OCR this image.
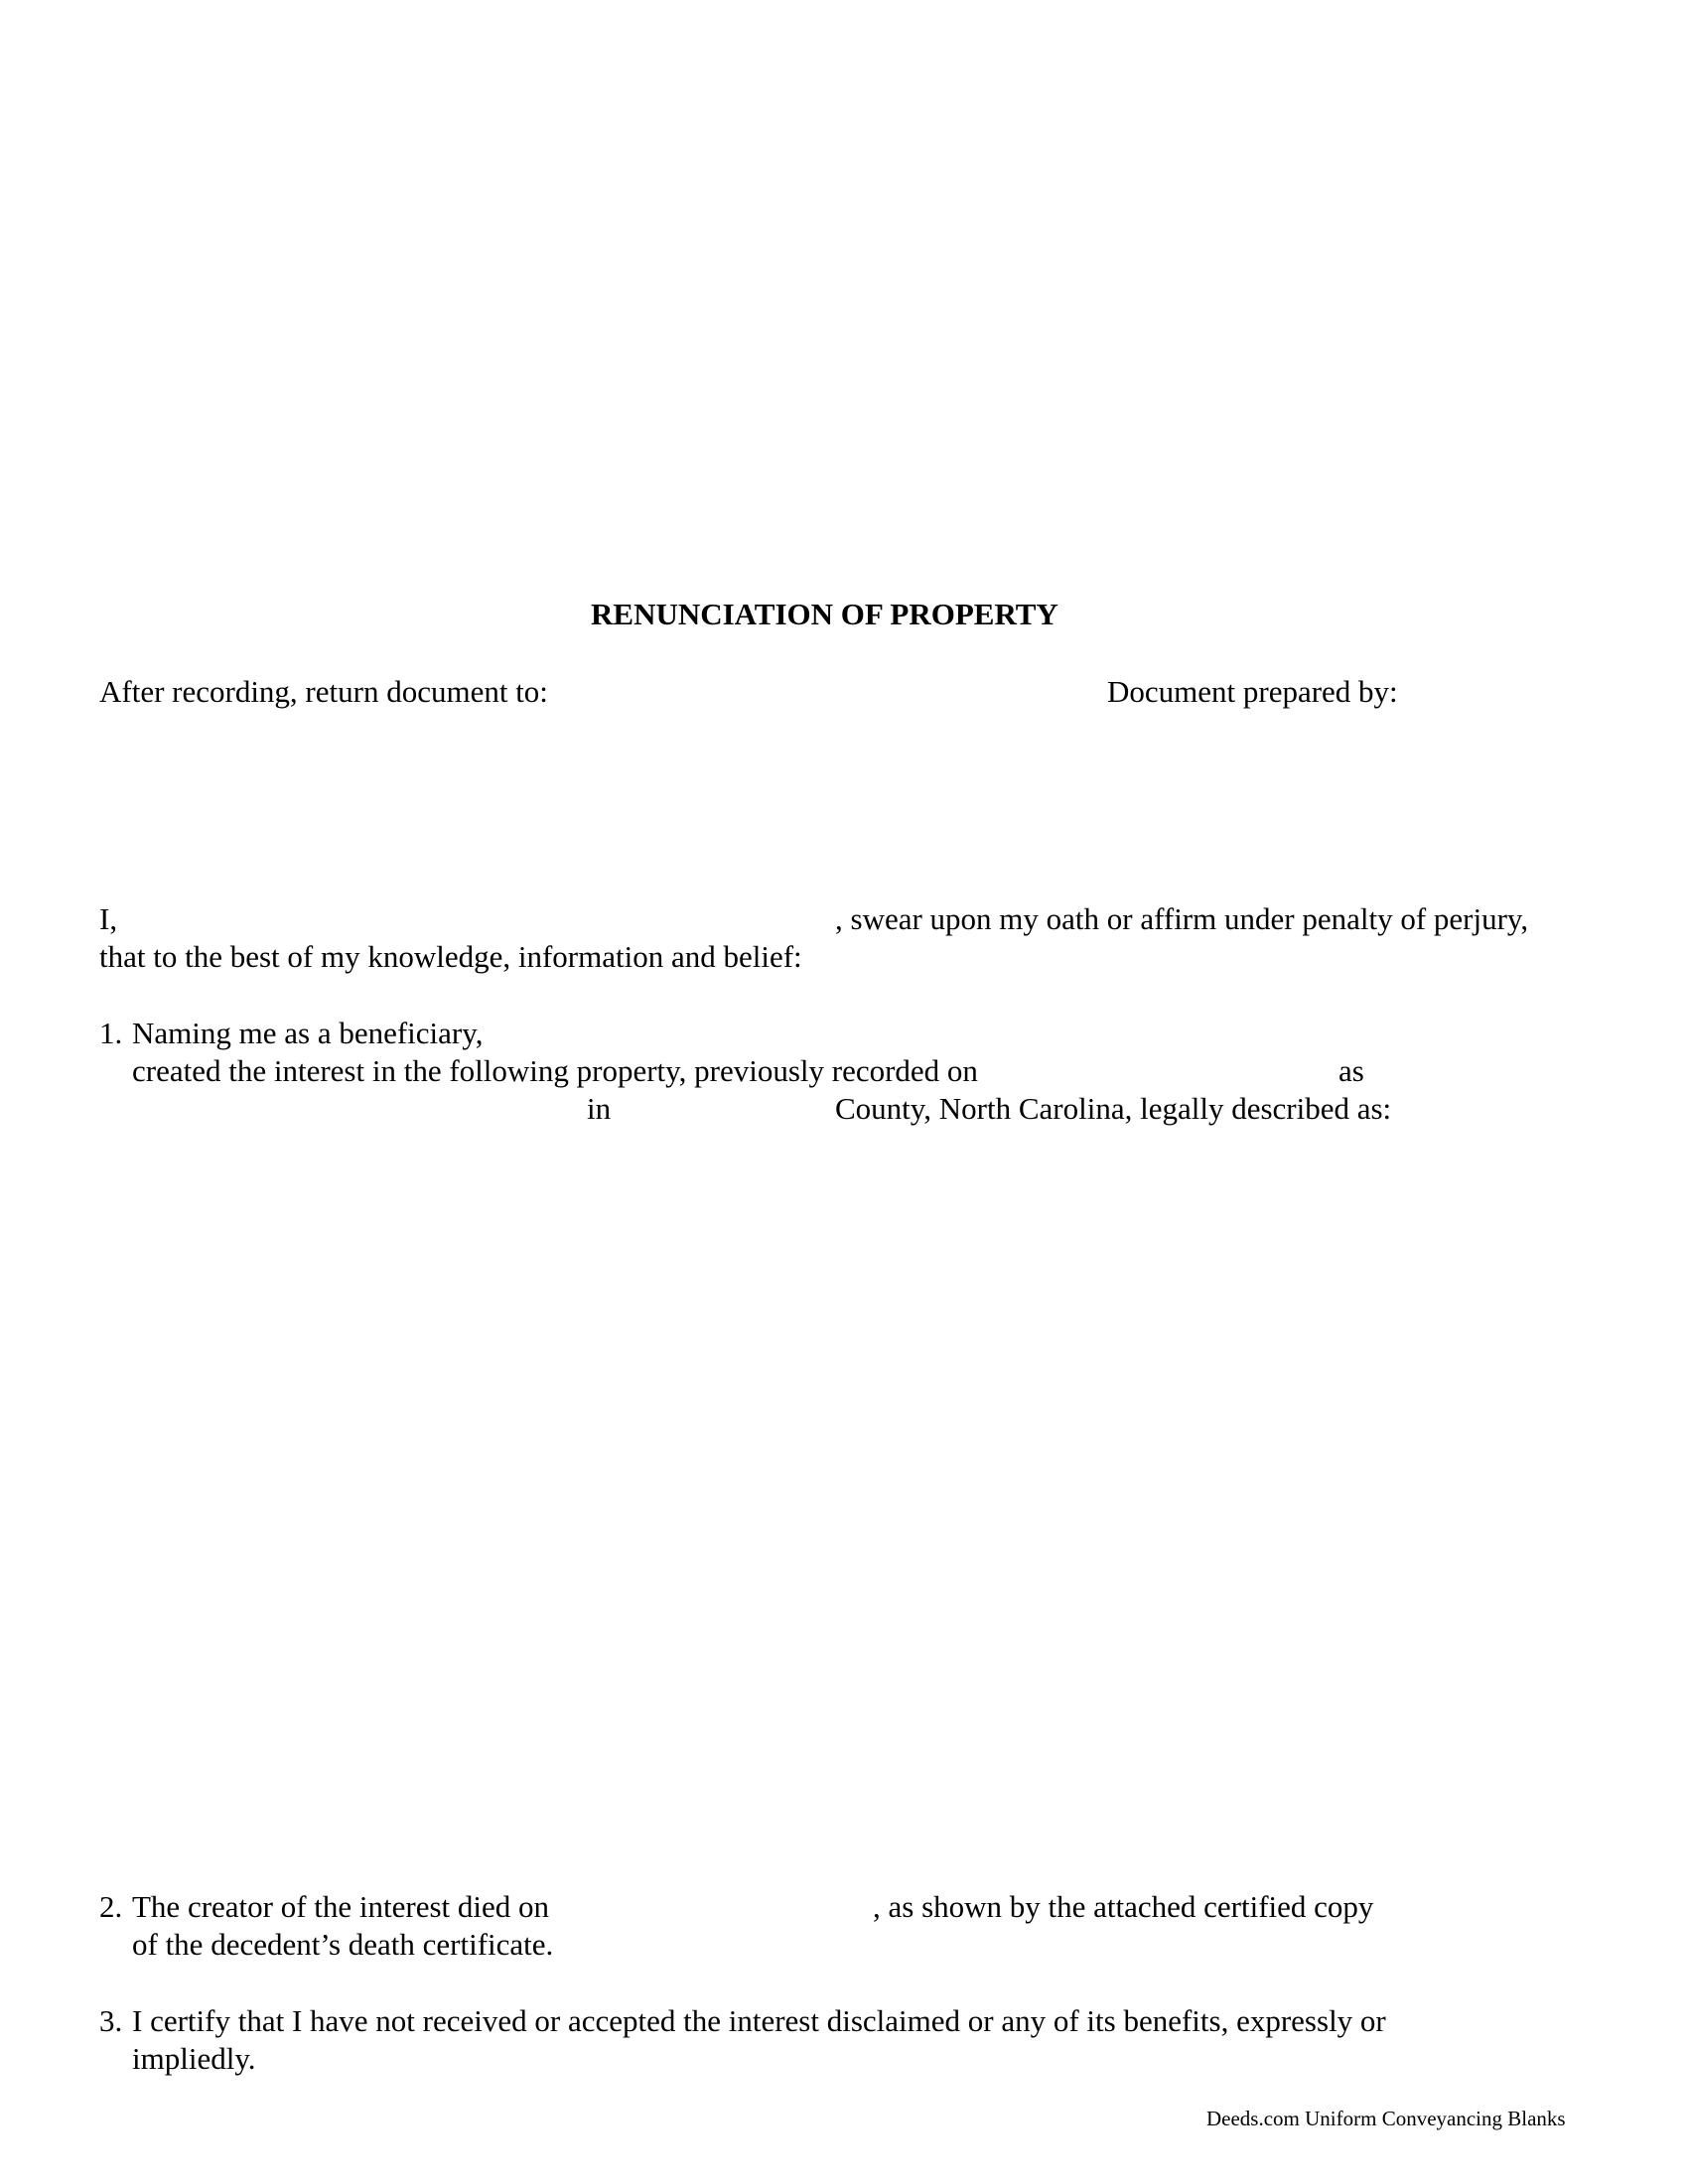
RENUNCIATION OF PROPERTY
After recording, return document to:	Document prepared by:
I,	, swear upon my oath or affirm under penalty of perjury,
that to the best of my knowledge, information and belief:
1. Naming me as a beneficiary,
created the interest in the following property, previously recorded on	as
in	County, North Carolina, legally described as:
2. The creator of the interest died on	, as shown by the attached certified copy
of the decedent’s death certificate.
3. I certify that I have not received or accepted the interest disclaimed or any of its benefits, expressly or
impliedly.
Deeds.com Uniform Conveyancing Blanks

• [WRITTEN INSTRUCTION]: Identify the lines that hold the word "interest". Copy every one of them.

• [WRITTEN REPLY]:
created the interest in the following property, previously recorded on	as
2. The creator of the interest died on	, as shown by the attached certified copy
3. I certify that I have not received or accepted the interest disclaimed or any of its benefits, expressly or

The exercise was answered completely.